## Task description
Out of the lines below, please list those that hold the string "бесперебойной".

:: Stored records ::

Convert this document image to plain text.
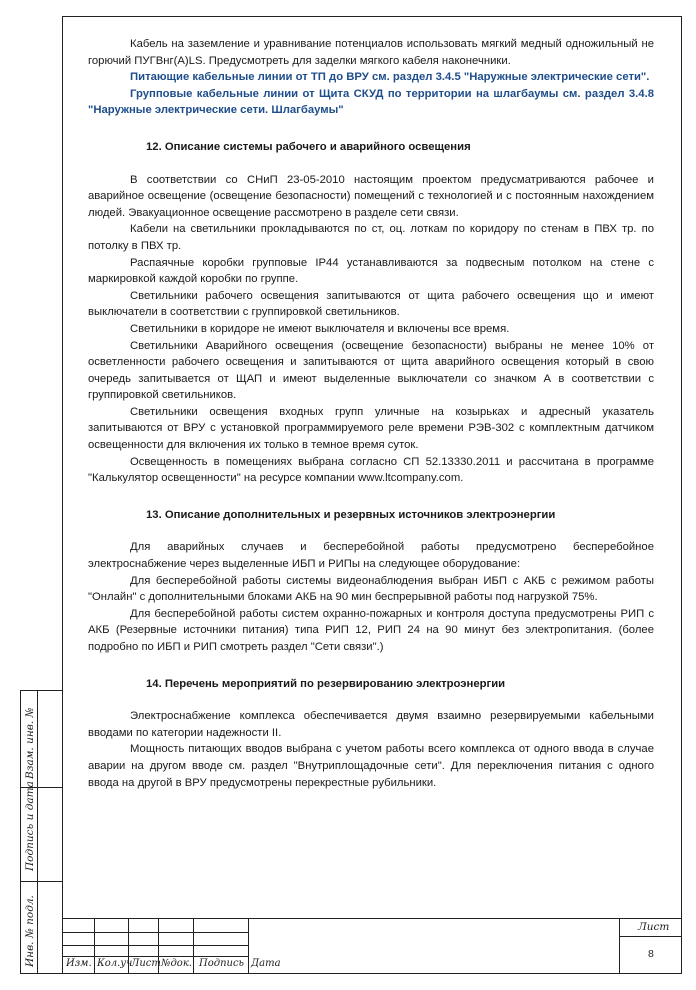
Кабель на заземление и уравнивание потенциалов использовать мягкий медный одножильный не горючий ПУГВнг(А)LS. Предусмотреть для заделки мягкого кабеля наконечники.

Питающие кабельные линии от ТП до ВРУ см. раздел 3.4.5 "Наружные электрические сети".

Групповые кабельные линии от Щита СКУД по территории на шлагбаумы см. раздел 3.4.8 "Наружные электрические сети. Шлагбаумы"

12. Описание системы рабочего и аварийного освещения

В соответствии со СНиП 23-05-2010 настоящим проектом предусматриваются рабочее и аварийное освещение (освещение безопасности) помещений с технологией и с постоянным нахождением людей. Эвакуационное освещение рассмотрено в разделе сети связи.

Кабели на светильники прокладываются по ст, оц. лоткам по коридору по стенам в ПВХ тр. по потолку в ПВХ тр.

Распаячные коробки групповые IP44 устанавливаются за подвесным потолком на стене с маркировкой каждой коробки по группе.

Светильники рабочего освещения запитываются от щита рабочего освещения що и имеют выключатели в соответствии с группировкой светильников.

Светильники в коридоре не имеют выключателя и включены все время.

Светильники Аварийного освещения (освещение безопасности) выбраны не менее 10% от осветленности рабочего освещения и запитываются от щита аварийного освещения который в свою очередь запитывается от ЩАП и имеют выделенные выключатели со значком А в соответствии с группировкой светильников.

Светильники освещения входных групп уличные на козырьках и адресный указатель запитываются от ВРУ с установкой программируемого реле времени РЭВ-302 с комплектным датчиком освещенности для включения их только в темное время суток.

Освещенность в помещениях выбрана согласно СП 52.13330.2011 и рассчитана в программе "Калькулятор освещенности" на ресурсе компании www.ltcompany.com.

13. Описание дополнительных и резервных источников электроэнергии

Для аварийных случаев и бесперебойной работы предусмотрено бесперебойное электроснабжение через выделенные ИБП и РИПы на следующее оборудование:

Для бесперебойной работы системы видеонаблюдения выбран ИБП с АКБ с режимом работы "Онлайн" с дополнительными блоками АКБ на 90 мин беспрерывной работы под нагрузкой 75%.

Для бесперебойной работы систем охранно-пожарных и контроля доступа предусмотрены РИП с АКБ (Резервные источники питания) типа РИП 12, РИП 24 на 90 минут без электропитания. (более подробно по ИБП и РИП смотреть раздел "Сети связи".)

14. Перечень мероприятий по резервированию электроэнергии

Электроснабжение комплекса обеспечивается двумя взаимно резервируемыми кабельными вводами по категории надежности II.

Мощность питающих вводов выбрана с учетом работы всего комплекса от одного ввода в случае аварии на другом вводе см. раздел "Внутриплощадочные сети". Для переключения питания с одного ввода на другой в ВРУ предусмотрены перекрестные рубильники.

Взам. инв. №
Подпись и дата
Инв. № подл.	Изм. Кол.уч
Лист №док. Подпись Дата
Лист
8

:::

## Solution below
Для аварийных случаев и бесперебойной работы предусмотрено бесперебойное электроснабжение через выделенные ИБП и РИПы на следующее оборудование:
Для бесперебойной работы системы видеонаблюдения выбран ИБП с АКБ с режимом работы "Онлайн" с дополнительными блоками АКБ на 90 мин беспрерывной работы под нагрузкой 75%.
Для бесперебойной работы систем охранно-пожарных и контроля доступа предусмотрены РИП с АКБ (Резервные источники питания) типа РИП 12, РИП 24 на 90 минут без электропитания. (более подробно по ИБП и РИП смотреть раздел "Сети связи".)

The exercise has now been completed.